GIVEN TASK 1 ▸
Quote these records word for word. Begin at the first line of the records and stop after the line that contains "y-tick-label: 400: [109, 498, 149, 520]".

EXCERPTED TEXT ▸
YOU KNOW YOU'RE BECOMING ONE OF THE SLAYERS WHEN....
1. You're answer to everything is "Sore wa himitsu desu."
2. You wore a jellyfish costume for Halloween.
3. Your best friend is a chimera.
4. You are a chimera.
5. You wish you were a chimera.
6. You wish you were a Dark Lord, just to have the honor of being destroyed by Lina Inverse.
7. You wish L-sama (the Lord of Nightmares) would take over your body once in a while.
8. You attempt to use a Dragon Slave every time someone gets on your nerves.
9. When your Dragon Slave doesn't work, you're convinced that it's because some stupid Dark Lord sealed your powers.
10. You name your daughter Lina or Ameria (Amelia).
11. You name your son Gourry or Zelgadis.
12. You name your pet Phil.
13. When in a fight, you use oxymoronic attacks such as the "pacifist crush".
14. You tend to make very long speeches about Justice (with a capital "J"...).
15. You are convinced that only people wearing black are evil.
16. You are in love with a demon/golem/human chimera.
17. You once (or more...) shouted "Ray Wing" and tried to fly.
18. You (literally) tried to blow someone away by shouting "Diem Wing."
19. You'd rather be shocked than deal with the wrath of your big sister.
20. You're favorite threat is, "Watch it, or I'll Dragon Slave ya into oblivion."
21. You think Luke's lightsabre is a cheap knock-off of Gourry's Sword of Light.
22. You understand the joke that Zelgadis is "always hard."
23. You dyed your hair red to be just like Lina.
24. You dyed your hair blonde to be just like Gourry.
25. You wish you could be a shrine maiden.
26. Using people as anchors and dragon-bait doesn't seem unusual or wrong to you.
27. Dressing up your male friend/boyfriend as a girl doesn't seem unusual or a little sick.
28. You want Dragon cuisine so bad, you're willing to go out and get the dragon yourself if you have to.
29. You want Dragon cuisine so bad, you'll wait the year for it to prepare.
30. You want Dragon cuisine so bad, you'll eat it raw even though it's poisonous and will probably kill ya.
31. Your nickname is "Dragon Spooker".....and you're happy about it.
32. Your nickname is "Bandit Killer"......and you're happy about it.
33. You worship Zoamelgustar.
34. You've checked every library in the world, but you still can't find a copy of the Claire Bible. (You're looking in the wrong place, baka!)
35. You've gone to EVERY LAST WEBSITE THERE IS (how'd you manage that?) and STILL can't find a copy, or at least an archiving, of the Claire Bible.
36. You went to find the valley of the dragons just so you could get a look at the original and complete Claire Bible.
37. You can transform yourself into a dragon at will. (I know I can.)
38. You cook disgusting, unrecognizable dishes...ON PURPOSE.
39. You poke your eyes out so you can be blind like Rezo.
40. You're fave spell is the Rah Tilt, since you don't use black magic.
41. You are reading this list. (gotcha on that one, ne?)
42. You recognize the name "QoS"...aka "Queen of Swords." (incredible fanfic writer, really...AND she's a fan of Monty Python! I wanna be her friend!!!)

PROVIDED ENTRIES ▸
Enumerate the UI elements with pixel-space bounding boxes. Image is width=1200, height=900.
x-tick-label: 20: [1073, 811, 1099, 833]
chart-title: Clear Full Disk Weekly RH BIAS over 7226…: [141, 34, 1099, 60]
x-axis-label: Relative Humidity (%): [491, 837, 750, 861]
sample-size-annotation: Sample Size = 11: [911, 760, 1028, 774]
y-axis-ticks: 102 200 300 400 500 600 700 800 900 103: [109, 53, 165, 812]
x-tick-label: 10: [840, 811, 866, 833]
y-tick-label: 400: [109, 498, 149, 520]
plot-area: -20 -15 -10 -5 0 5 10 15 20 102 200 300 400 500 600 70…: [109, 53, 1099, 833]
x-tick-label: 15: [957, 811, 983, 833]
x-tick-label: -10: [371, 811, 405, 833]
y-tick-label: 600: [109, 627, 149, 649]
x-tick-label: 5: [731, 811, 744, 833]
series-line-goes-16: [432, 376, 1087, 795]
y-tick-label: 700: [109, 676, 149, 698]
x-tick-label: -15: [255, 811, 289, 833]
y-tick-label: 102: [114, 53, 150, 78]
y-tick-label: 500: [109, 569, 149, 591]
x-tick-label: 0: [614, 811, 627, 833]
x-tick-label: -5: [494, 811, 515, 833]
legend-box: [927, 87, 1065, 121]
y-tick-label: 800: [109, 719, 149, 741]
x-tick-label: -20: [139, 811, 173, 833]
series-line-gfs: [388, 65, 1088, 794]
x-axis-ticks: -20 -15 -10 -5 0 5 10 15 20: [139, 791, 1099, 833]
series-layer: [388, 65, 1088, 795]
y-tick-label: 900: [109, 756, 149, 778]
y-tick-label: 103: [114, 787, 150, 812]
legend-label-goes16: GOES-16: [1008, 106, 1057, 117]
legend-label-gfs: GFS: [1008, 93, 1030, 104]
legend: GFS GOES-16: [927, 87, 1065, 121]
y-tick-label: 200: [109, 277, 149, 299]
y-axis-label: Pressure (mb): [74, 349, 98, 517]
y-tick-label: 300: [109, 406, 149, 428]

GIVEN TASK 2 ▸
Print a passage of the Slayers fan list verbatim. Begin at the words "27. Dressing up" and stop after "You worship Zoamelgustar.".

EXERCISE RESPONSE 1 ▸
Enumerate the UI elements with pixel-space bounding boxes. Image is width=1200, height=900.
x-tick-label: 20: [1073, 811, 1099, 833]
chart-title: Clear Full Disk Weekly RH BIAS over 7226…: [141, 34, 1099, 60]
x-axis-label: Relative Humidity (%): [491, 837, 750, 861]
sample-size-annotation: Sample Size = 11: [911, 760, 1028, 774]
y-axis-ticks: 102 200 300 400 500 600 700 800 900 103: [109, 53, 165, 812]
x-tick-label: 10: [840, 811, 866, 833]
y-tick-label: 400: [109, 498, 149, 520]

EXERCISE RESPONSE 2 ▸
27. Dressing up your male friend/boyfriend as a girl doesn't seem unusual or a little sick.
28. You want Dragon cuisine so bad, you're willing to go out and get the dragon yourself if you have to.
29. You want Dragon cuisine so bad, you'll wait the year for it to prepare.
30. You want Dragon cuisine so bad, you'll eat it raw even though it's poisonous and will probably kill ya.
31. Your nickname is "Dragon Spooker".....and you're happy about it.
32. Your nickname is "Bandit Killer"......and you're happy about it.
33. You worship Zoamelgustar.